→ **WHAT YOU WILL DO**:
Leaving out all images, write out the records that follow exactly.
Segment Start: DATA SECTION
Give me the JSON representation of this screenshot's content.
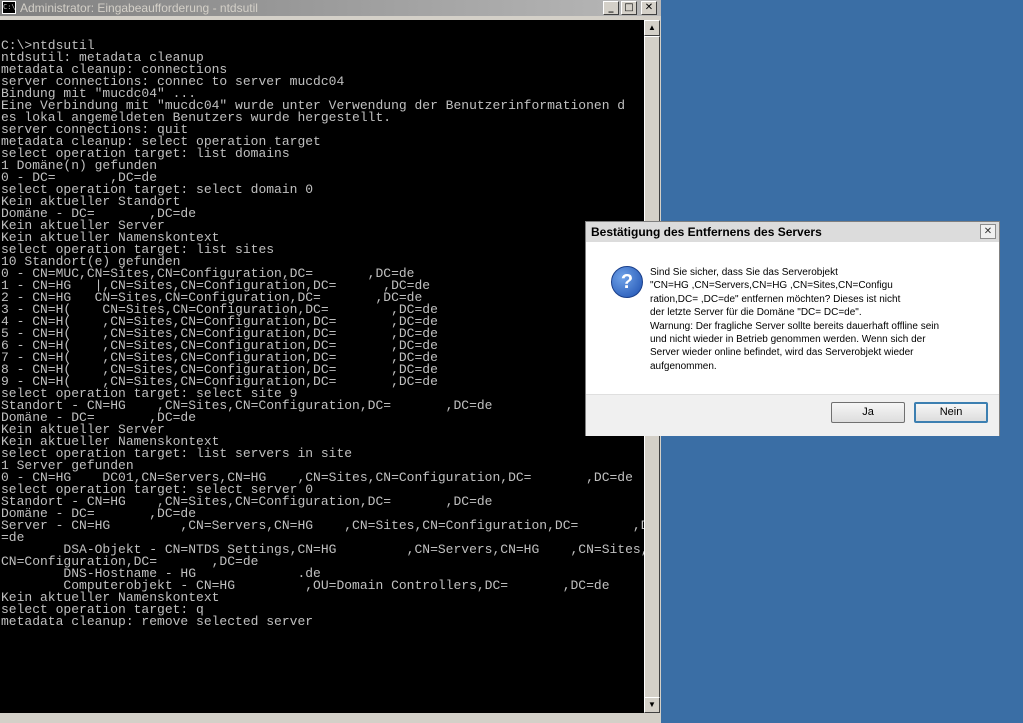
{
  "console": {
    "title": "Administrator: Eingabeaufforderung - ntdsutil",
    "icon_text": "C:\\",
    "controls": {
      "minimize": "_",
      "maximize": "□",
      "close": "✕"
    },
    "lines": [
      "",
      "C:\\>ntdsutil",
      "ntdsutil: metadata cleanup",
      "metadata cleanup: connections",
      "server connections: connec to server mucdc04",
      "Bindung mit \"mucdc04\" ...",
      "Eine Verbindung mit \"mucdc04\" wurde unter Verwendung der Benutzerinformationen d",
      "es lokal angemeldeten Benutzers wurde hergestellt.",
      "server connections: quit",
      "metadata cleanup: select operation target",
      "select operation target: list domains",
      "1 Domäne(n) gefunden",
      "0 - DC=       ,DC=de",
      "select operation target: select domain 0",
      "Kein aktueller Standort",
      "Domäne - DC=       ,DC=de",
      "Kein aktueller Server",
      "Kein aktueller Namenskontext",
      "select operation target: list sites",
      "10 Standort(e) gefunden",
      "0 - CN=MUC,CN=Sites,CN=Configuration,DC=       ,DC=de",
      "1 - CN=HG   |,CN=Sites,CN=Configuration,DC=      ,DC=de",
      "2 - CN=HG   CN=Sites,CN=Configuration,DC=       ,DC=de",
      "3 - CN=H(    CN=Sites,CN=Configuration,DC=        ,DC=de",
      "4 - CN=H(    ,CN=Sites,CN=Configuration,DC=       ,DC=de",
      "5 - CN=H(    ,CN=Sites,CN=Configuration,DC=       ,DC=de",
      "6 - CN=H(    ,CN=Sites,CN=Configuration,DC=       ,DC=de",
      "7 - CN=H(    ,CN=Sites,CN=Configuration,DC=       ,DC=de",
      "8 - CN=H(    ,CN=Sites,CN=Configuration,DC=       ,DC=de",
      "9 - CN=H(    ,CN=Sites,CN=Configuration,DC=       ,DC=de",
      "select operation target: select site 9",
      "Standort - CN=HG    ,CN=Sites,CN=Configuration,DC=       ,DC=de",
      "Domäne - DC=       ,DC=de",
      "Kein aktueller Server",
      "Kein aktueller Namenskontext",
      "select operation target: list servers in site",
      "1 Server gefunden",
      "0 - CN=HG    DC01,CN=Servers,CN=HG    ,CN=Sites,CN=Configuration,DC=       ,DC=de",
      "select operation target: select server 0",
      "Standort - CN=HG    ,CN=Sites,CN=Configuration,DC=       ,DC=de",
      "Domäne - DC=       ,DC=de",
      "Server - CN=HG         ,CN=Servers,CN=HG    ,CN=Sites,CN=Configuration,DC=       ,DC",
      "=de",
      "        DSA-Objekt - CN=NTDS Settings,CN=HG         ,CN=Servers,CN=HG    ,CN=Sites,",
      "CN=Configuration,DC=       ,DC=de",
      "        DNS-Hostname - HG             .de",
      "        Computerobjekt - CN=HG         ,OU=Domain Controllers,DC=       ,DC=de",
      "Kein aktueller Namenskontext",
      "select operation target: q",
      "metadata cleanup: remove selected server"
    ]
  },
  "dialog": {
    "title": "Bestätigung des Entfernens des Servers",
    "close_glyph": "✕",
    "icon_glyph": "?",
    "message_lines": [
      "Sind Sie sicher, dass Sie das Serverobjekt",
      "\"CN=HG           ,CN=Servers,CN=HG      ,CN=Sites,CN=Configu",
      "ration,DC=           ,DC=de\" entfernen möchten? Dieses ist nicht",
      "der letzte Server für die Domäne \"DC=           DC=de\".",
      "Warnung: Der fragliche Server sollte bereits dauerhaft offline sein",
      "und nicht wieder in Betrieb genommen werden. Wenn sich der",
      "Server wieder online befindet, wird das Serverobjekt wieder",
      "aufgenommen."
    ],
    "yes_label": "Ja",
    "no_label": "Nein"
  },
  "colors": {
    "desktop": "#3a6ea5",
    "console_bg": "#000000",
    "console_fg": "#c0c0c0"
  }
}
Segment End: DATA SECTION
→ **WRITTEN RESPONSE**:
Give me the JSON representation of this screenshot's content.
{
  "console": {
    "title": "Administrator: Eingabeaufforderung - ntdsutil",
    "icon_text": "C:\\",
    "controls": {
      "minimize": "_",
      "maximize": "□",
      "close": "✕"
    },
    "lines": [
      "",
      "C:\\>ntdsutil",
      "ntdsutil: metadata cleanup",
      "metadata cleanup: connections",
      "server connections: connec to server mucdc04",
      "Bindung mit \"mucdc04\" ...",
      "Eine Verbindung mit \"mucdc04\" wurde unter Verwendung der Benutzerinformationen d",
      "es lokal angemeldeten Benutzers wurde hergestellt.",
      "server connections: quit",
      "metadata cleanup: select operation target",
      "select operation target: list domains",
      "1 Domäne(n) gefunden",
      "0 - DC=       ,DC=de",
      "select operation target: select domain 0",
      "Kein aktueller Standort",
      "Domäne - DC=       ,DC=de",
      "Kein aktueller Server",
      "Kein aktueller Namenskontext",
      "select operation target: list sites",
      "10 Standort(e) gefunden",
      "0 - CN=MUC,CN=Sites,CN=Configuration,DC=       ,DC=de",
      "1 - CN=HG   |,CN=Sites,CN=Configuration,DC=      ,DC=de",
      "2 - CN=HG   CN=Sites,CN=Configuration,DC=       ,DC=de",
      "3 - CN=H(    CN=Sites,CN=Configuration,DC=        ,DC=de",
      "4 - CN=H(    ,CN=Sites,CN=Configuration,DC=       ,DC=de",
      "5 - CN=H(    ,CN=Sites,CN=Configuration,DC=       ,DC=de",
      "6 - CN=H(    ,CN=Sites,CN=Configuration,DC=       ,DC=de",
      "7 - CN=H(    ,CN=Sites,CN=Configuration,DC=       ,DC=de",
      "8 - CN=H(    ,CN=Sites,CN=Configuration,DC=       ,DC=de",
      "9 - CN=H(    ,CN=Sites,CN=Configuration,DC=       ,DC=de",
      "select operation target: select site 9",
      "Standort - CN=HG    ,CN=Sites,CN=Configuration,DC=       ,DC=de",
      "Domäne - DC=       ,DC=de",
      "Kein aktueller Server",
      "Kein aktueller Namenskontext",
      "select operation target: list servers in site",
      "1 Server gefunden",
      "0 - CN=HG    DC01,CN=Servers,CN=HG    ,CN=Sites,CN=Configuration,DC=       ,DC=de",
      "select operation target: select server 0",
      "Standort - CN=HG    ,CN=Sites,CN=Configuration,DC=       ,DC=de",
      "Domäne - DC=       ,DC=de",
      "Server - CN=HG         ,CN=Servers,CN=HG    ,CN=Sites,CN=Configuration,DC=       ,DC",
      "=de",
      "        DSA-Objekt - CN=NTDS Settings,CN=HG         ,CN=Servers,CN=HG    ,CN=Sites,",
      "CN=Configuration,DC=       ,DC=de",
      "        DNS-Hostname - HG             .de",
      "        Computerobjekt - CN=HG         ,OU=Domain Controllers,DC=       ,DC=de",
      "Kein aktueller Namenskontext",
      "select operation target: q",
      "metadata cleanup: remove selected server"
    ]
  },
  "dialog": {
    "title": "Bestätigung des Entfernens des Servers",
    "close_glyph": "✕",
    "icon_glyph": "?",
    "message_lines": [
      "Sind Sie sicher, dass Sie das Serverobjekt",
      "\"CN=HG           ,CN=Servers,CN=HG      ,CN=Sites,CN=Configu",
      "ration,DC=           ,DC=de\" entfernen möchten? Dieses ist nicht",
      "der letzte Server für die Domäne \"DC=           DC=de\".",
      "Warnung: Der fragliche Server sollte bereits dauerhaft offline sein",
      "und nicht wieder in Betrieb genommen werden. Wenn sich der",
      "Server wieder online befindet, wird das Serverobjekt wieder",
      "aufgenommen."
    ],
    "yes_label": "Ja",
    "no_label": "Nein"
  },
  "colors": {
    "desktop": "#3a6ea5",
    "console_bg": "#000000",
    "console_fg": "#c0c0c0"
  }
}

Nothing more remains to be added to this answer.